(Figure content listings)
Start of Block

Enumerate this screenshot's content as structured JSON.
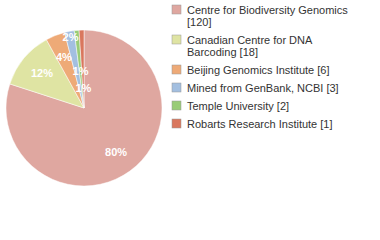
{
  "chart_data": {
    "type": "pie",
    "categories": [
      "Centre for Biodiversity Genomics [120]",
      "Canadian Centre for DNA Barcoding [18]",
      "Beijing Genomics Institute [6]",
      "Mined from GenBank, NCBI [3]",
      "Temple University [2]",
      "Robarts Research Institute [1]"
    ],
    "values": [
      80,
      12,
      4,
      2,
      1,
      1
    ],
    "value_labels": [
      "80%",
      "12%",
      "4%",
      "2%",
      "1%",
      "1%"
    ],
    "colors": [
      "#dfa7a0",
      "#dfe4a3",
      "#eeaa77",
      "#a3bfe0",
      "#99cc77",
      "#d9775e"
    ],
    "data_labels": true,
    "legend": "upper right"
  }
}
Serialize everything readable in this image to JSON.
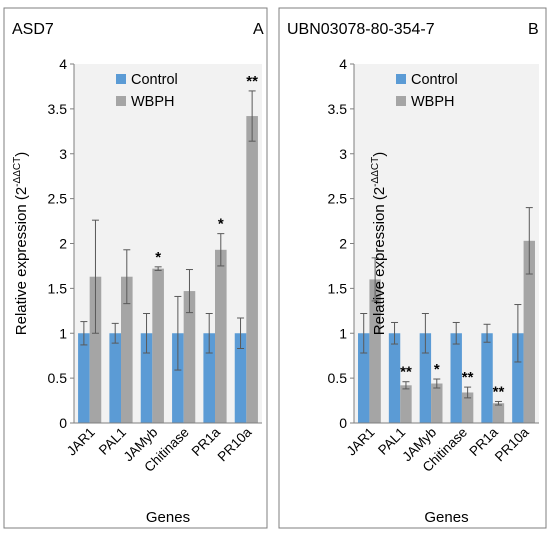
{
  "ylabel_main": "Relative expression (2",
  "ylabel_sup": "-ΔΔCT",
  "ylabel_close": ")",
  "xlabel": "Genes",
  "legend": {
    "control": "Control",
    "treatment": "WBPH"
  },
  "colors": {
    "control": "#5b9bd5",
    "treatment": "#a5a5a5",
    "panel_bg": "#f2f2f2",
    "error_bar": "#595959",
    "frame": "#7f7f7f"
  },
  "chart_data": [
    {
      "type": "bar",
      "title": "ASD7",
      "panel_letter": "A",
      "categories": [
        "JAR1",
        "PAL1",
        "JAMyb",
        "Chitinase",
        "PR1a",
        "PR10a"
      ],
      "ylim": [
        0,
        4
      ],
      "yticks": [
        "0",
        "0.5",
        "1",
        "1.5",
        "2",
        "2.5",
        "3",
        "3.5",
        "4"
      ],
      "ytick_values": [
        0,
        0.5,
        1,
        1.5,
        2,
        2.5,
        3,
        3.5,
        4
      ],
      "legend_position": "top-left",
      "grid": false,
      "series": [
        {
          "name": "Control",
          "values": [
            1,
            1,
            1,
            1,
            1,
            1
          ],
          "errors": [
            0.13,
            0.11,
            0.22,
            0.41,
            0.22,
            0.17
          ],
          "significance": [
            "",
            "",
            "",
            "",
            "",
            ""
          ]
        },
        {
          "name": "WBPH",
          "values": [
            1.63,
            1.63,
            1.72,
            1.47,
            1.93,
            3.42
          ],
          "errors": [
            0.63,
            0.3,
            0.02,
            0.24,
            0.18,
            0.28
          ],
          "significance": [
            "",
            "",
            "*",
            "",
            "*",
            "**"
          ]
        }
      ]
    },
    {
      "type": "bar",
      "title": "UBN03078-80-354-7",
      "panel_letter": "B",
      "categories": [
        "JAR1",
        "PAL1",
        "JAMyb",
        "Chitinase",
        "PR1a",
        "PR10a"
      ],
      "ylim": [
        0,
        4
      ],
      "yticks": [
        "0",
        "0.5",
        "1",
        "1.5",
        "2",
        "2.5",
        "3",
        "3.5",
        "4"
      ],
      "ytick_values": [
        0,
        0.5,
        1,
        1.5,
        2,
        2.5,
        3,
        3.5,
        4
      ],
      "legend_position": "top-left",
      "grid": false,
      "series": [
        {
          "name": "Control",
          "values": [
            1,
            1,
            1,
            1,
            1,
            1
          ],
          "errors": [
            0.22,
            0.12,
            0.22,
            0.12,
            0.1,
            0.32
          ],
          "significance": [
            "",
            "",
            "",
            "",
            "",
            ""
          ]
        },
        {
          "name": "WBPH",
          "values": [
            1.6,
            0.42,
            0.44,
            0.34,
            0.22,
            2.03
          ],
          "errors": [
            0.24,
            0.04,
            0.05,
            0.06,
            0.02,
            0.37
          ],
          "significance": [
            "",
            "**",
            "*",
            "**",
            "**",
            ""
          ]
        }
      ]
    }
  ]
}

End of Block

● What is needed
The answer must be a word-for-word copy of all the entries, containing no pictures.

● Exercise answer
Enumerate this screenshot's content as structured JSON.
{
  "chart_data": {
    "type": "pie",
    "categories": [
      "Centre for Biodiversity Genomics [120]",
      "Canadian Centre for DNA Barcoding [18]",
      "Beijing Genomics Institute [6]",
      "Mined from GenBank, NCBI [3]",
      "Temple University [2]",
      "Robarts Research Institute [1]"
    ],
    "values": [
      80,
      12,
      4,
      2,
      1,
      1
    ],
    "value_labels": [
      "80%",
      "12%",
      "4%",
      "2%",
      "1%",
      "1%"
    ],
    "colors": [
      "#dfa7a0",
      "#dfe4a3",
      "#eeaa77",
      "#a3bfe0",
      "#99cc77",
      "#d9775e"
    ],
    "data_labels": true,
    "legend": "upper right"
  }
}
Serialize everything readable in this image to JSON.
{
  "ylabel_main": "Relative expression (2",
  "ylabel_sup": "-ΔΔCT",
  "ylabel_close": ")",
  "xlabel": "Genes",
  "legend": {
    "control": "Control",
    "treatment": "WBPH"
  },
  "colors": {
    "control": "#5b9bd5",
    "treatment": "#a5a5a5",
    "panel_bg": "#f2f2f2",
    "error_bar": "#595959",
    "frame": "#7f7f7f"
  },
  "chart_data": [
    {
      "type": "bar",
      "title": "ASD7",
      "panel_letter": "A",
      "categories": [
        "JAR1",
        "PAL1",
        "JAMyb",
        "Chitinase",
        "PR1a",
        "PR10a"
      ],
      "ylim": [
        0,
        4
      ],
      "yticks": [
        "0",
        "0.5",
        "1",
        "1.5",
        "2",
        "2.5",
        "3",
        "3.5",
        "4"
      ],
      "ytick_values": [
        0,
        0.5,
        1,
        1.5,
        2,
        2.5,
        3,
        3.5,
        4
      ],
      "legend_position": "top-left",
      "grid": false,
      "series": [
        {
          "name": "Control",
          "values": [
            1,
            1,
            1,
            1,
            1,
            1
          ],
          "errors": [
            0.13,
            0.11,
            0.22,
            0.41,
            0.22,
            0.17
          ],
          "significance": [
            "",
            "",
            "",
            "",
            "",
            ""
          ]
        },
        {
          "name": "WBPH",
          "values": [
            1.63,
            1.63,
            1.72,
            1.47,
            1.93,
            3.42
          ],
          "errors": [
            0.63,
            0.3,
            0.02,
            0.24,
            0.18,
            0.28
          ],
          "significance": [
            "",
            "",
            "*",
            "",
            "*",
            "**"
          ]
        }
      ]
    },
    {
      "type": "bar",
      "title": "UBN03078-80-354-7",
      "panel_letter": "B",
      "categories": [
        "JAR1",
        "PAL1",
        "JAMyb",
        "Chitinase",
        "PR1a",
        "PR10a"
      ],
      "ylim": [
        0,
        4
      ],
      "yticks": [
        "0",
        "0.5",
        "1",
        "1.5",
        "2",
        "2.5",
        "3",
        "3.5",
        "4"
      ],
      "ytick_values": [
        0,
        0.5,
        1,
        1.5,
        2,
        2.5,
        3,
        3.5,
        4
      ],
      "legend_position": "top-left",
      "grid": false,
      "series": [
        {
          "name": "Control",
          "values": [
            1,
            1,
            1,
            1,
            1,
            1
          ],
          "errors": [
            0.22,
            0.12,
            0.22,
            0.12,
            0.1,
            0.32
          ],
          "significance": [
            "",
            "",
            "",
            "",
            "",
            ""
          ]
        },
        {
          "name": "WBPH",
          "values": [
            1.6,
            0.42,
            0.44,
            0.34,
            0.22,
            2.03
          ],
          "errors": [
            0.24,
            0.04,
            0.05,
            0.06,
            0.02,
            0.37
          ],
          "significance": [
            "",
            "**",
            "*",
            "**",
            "**",
            ""
          ]
        }
      ]
    }
  ]
}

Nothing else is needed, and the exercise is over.